**Requirements**
Copy out each line of the material below with no changes.

**Exercise inputs**
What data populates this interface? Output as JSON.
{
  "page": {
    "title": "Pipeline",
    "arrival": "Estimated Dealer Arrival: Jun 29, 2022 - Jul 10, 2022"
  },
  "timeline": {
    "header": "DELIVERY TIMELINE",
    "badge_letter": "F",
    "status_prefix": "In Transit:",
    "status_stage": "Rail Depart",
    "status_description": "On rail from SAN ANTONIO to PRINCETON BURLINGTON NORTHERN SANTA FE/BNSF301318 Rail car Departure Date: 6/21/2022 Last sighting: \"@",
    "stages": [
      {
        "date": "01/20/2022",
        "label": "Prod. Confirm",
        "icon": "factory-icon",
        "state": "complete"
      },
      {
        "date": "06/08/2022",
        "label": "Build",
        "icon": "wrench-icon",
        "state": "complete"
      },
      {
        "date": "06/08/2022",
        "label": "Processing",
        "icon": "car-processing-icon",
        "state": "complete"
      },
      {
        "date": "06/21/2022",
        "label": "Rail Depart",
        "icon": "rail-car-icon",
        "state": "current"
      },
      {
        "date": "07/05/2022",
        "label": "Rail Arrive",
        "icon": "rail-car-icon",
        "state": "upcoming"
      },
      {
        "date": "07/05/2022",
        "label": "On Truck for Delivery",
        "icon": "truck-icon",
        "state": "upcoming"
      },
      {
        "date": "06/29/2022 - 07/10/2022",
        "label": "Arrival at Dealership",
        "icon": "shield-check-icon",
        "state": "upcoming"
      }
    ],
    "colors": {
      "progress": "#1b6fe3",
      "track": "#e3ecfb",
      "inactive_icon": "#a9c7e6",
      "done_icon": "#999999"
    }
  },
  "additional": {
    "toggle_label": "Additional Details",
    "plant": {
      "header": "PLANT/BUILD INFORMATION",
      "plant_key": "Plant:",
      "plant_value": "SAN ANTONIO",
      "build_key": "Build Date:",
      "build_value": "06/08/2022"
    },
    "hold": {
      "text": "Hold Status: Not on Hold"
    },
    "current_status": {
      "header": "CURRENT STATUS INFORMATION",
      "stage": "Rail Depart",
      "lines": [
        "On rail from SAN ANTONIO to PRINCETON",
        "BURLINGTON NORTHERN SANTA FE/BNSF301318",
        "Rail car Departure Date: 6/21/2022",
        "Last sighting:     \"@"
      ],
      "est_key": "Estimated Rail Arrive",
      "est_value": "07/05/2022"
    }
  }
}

**Answer to the problem**
What data populates this interface? Output as JSON.
{
  "page": {
    "title": "Pipeline",
    "arrival": "Estimated Dealer Arrival: Jun 29, 2022 - Jul 10, 2022"
  },
  "timeline": {
    "header": "DELIVERY TIMELINE",
    "badge_letter": "F",
    "status_prefix": "In Transit:",
    "status_stage": "Rail Depart",
    "status_description": "On rail from SAN ANTONIO to PRINCETON BURLINGTON NORTHERN SANTA FE/BNSF301318 Rail car Departure Date: 6/21/2022 Last sighting: \"@",
    "stages": [
      {
        "date": "01/20/2022",
        "label": "Prod. Confirm",
        "icon": "factory-icon",
        "state": "complete"
      },
      {
        "date": "06/08/2022",
        "label": "Build",
        "icon": "wrench-icon",
        "state": "complete"
      },
      {
        "date": "06/08/2022",
        "label": "Processing",
        "icon": "car-processing-icon",
        "state": "complete"
      },
      {
        "date": "06/21/2022",
        "label": "Rail Depart",
        "icon": "rail-car-icon",
        "state": "current"
      },
      {
        "date": "07/05/2022",
        "label": "Rail Arrive",
        "icon": "rail-car-icon",
        "state": "upcoming"
      },
      {
        "date": "07/05/2022",
        "label": "On Truck for Delivery",
        "icon": "truck-icon",
        "state": "upcoming"
      },
      {
        "date": "06/29/2022 - 07/10/2022",
        "label": "Arrival at Dealership",
        "icon": "shield-check-icon",
        "state": "upcoming"
      }
    ],
    "colors": {
      "progress": "#1b6fe3",
      "track": "#e3ecfb",
      "inactive_icon": "#a9c7e6",
      "done_icon": "#999999"
    }
  },
  "additional": {
    "toggle_label": "Additional Details",
    "plant": {
      "header": "PLANT/BUILD INFORMATION",
      "plant_key": "Plant:",
      "plant_value": "SAN ANTONIO",
      "build_key": "Build Date:",
      "build_value": "06/08/2022"
    },
    "hold": {
      "text": "Hold Status: Not on Hold"
    },
    "current_status": {
      "header": "CURRENT STATUS INFORMATION",
      "stage": "Rail Depart",
      "lines": [
        "On rail from SAN ANTONIO to PRINCETON",
        "BURLINGTON NORTHERN SANTA FE/BNSF301318",
        "Rail car Departure Date: 6/21/2022",
        "Last sighting:     \"@"
      ],
      "est_key": "Estimated Rail Arrive",
      "est_value": "07/05/2022"
    }
  }
}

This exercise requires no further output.